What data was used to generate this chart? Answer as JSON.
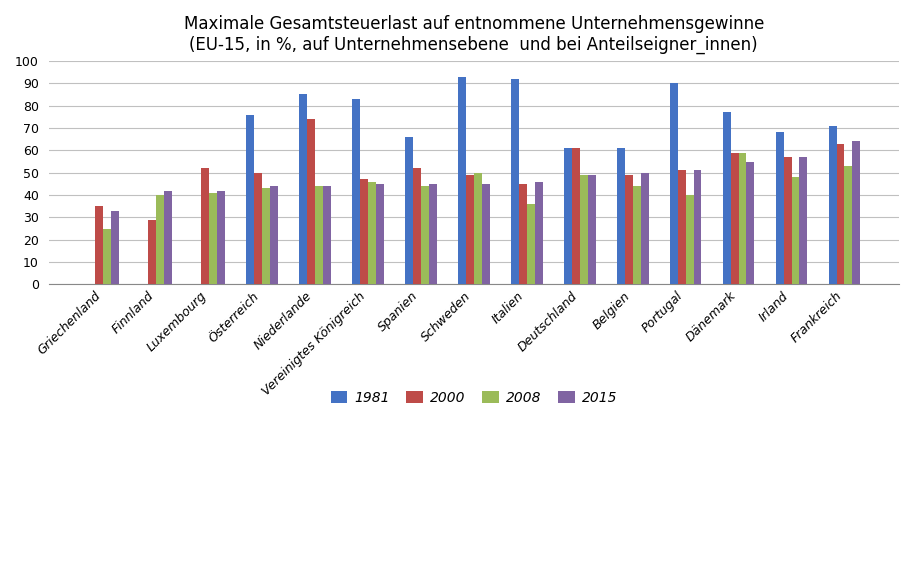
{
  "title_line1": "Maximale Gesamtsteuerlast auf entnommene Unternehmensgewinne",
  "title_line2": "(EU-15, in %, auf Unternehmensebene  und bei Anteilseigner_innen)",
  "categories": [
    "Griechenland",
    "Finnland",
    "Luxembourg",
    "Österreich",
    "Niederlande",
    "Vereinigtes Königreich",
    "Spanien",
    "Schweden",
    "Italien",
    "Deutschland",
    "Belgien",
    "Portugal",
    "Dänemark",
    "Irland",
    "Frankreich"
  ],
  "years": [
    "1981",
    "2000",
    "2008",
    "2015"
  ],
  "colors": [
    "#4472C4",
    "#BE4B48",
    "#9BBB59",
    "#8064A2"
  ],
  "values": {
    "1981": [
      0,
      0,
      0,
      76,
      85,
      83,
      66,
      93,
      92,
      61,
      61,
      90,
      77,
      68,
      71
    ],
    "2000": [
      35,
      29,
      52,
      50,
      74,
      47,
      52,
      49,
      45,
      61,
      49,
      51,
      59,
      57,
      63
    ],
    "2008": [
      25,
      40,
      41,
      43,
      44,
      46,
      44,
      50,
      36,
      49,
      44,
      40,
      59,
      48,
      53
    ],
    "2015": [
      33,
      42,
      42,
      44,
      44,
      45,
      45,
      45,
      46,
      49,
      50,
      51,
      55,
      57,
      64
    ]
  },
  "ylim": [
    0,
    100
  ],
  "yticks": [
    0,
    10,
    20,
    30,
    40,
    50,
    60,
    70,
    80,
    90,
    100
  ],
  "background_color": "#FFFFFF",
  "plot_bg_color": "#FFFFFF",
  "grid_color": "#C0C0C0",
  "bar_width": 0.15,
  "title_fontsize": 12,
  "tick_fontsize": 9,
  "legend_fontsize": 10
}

◇ ◇ ◇ ◇

◆ REQUIREMENTS:
Repeat all of the data above word for word, minus the pictures.

◆ COMPLETED TASK:
What data was used to generate this chart? Answer as JSON.
{
  "title_line1": "Maximale Gesamtsteuerlast auf entnommene Unternehmensgewinne",
  "title_line2": "(EU-15, in %, auf Unternehmensebene  und bei Anteilseigner_innen)",
  "categories": [
    "Griechenland",
    "Finnland",
    "Luxembourg",
    "Österreich",
    "Niederlande",
    "Vereinigtes Königreich",
    "Spanien",
    "Schweden",
    "Italien",
    "Deutschland",
    "Belgien",
    "Portugal",
    "Dänemark",
    "Irland",
    "Frankreich"
  ],
  "years": [
    "1981",
    "2000",
    "2008",
    "2015"
  ],
  "colors": [
    "#4472C4",
    "#BE4B48",
    "#9BBB59",
    "#8064A2"
  ],
  "values": {
    "1981": [
      0,
      0,
      0,
      76,
      85,
      83,
      66,
      93,
      92,
      61,
      61,
      90,
      77,
      68,
      71
    ],
    "2000": [
      35,
      29,
      52,
      50,
      74,
      47,
      52,
      49,
      45,
      61,
      49,
      51,
      59,
      57,
      63
    ],
    "2008": [
      25,
      40,
      41,
      43,
      44,
      46,
      44,
      50,
      36,
      49,
      44,
      40,
      59,
      48,
      53
    ],
    "2015": [
      33,
      42,
      42,
      44,
      44,
      45,
      45,
      45,
      46,
      49,
      50,
      51,
      55,
      57,
      64
    ]
  },
  "ylim": [
    0,
    100
  ],
  "yticks": [
    0,
    10,
    20,
    30,
    40,
    50,
    60,
    70,
    80,
    90,
    100
  ],
  "background_color": "#FFFFFF",
  "plot_bg_color": "#FFFFFF",
  "grid_color": "#C0C0C0",
  "bar_width": 0.15,
  "title_fontsize": 12,
  "tick_fontsize": 9,
  "legend_fontsize": 10
}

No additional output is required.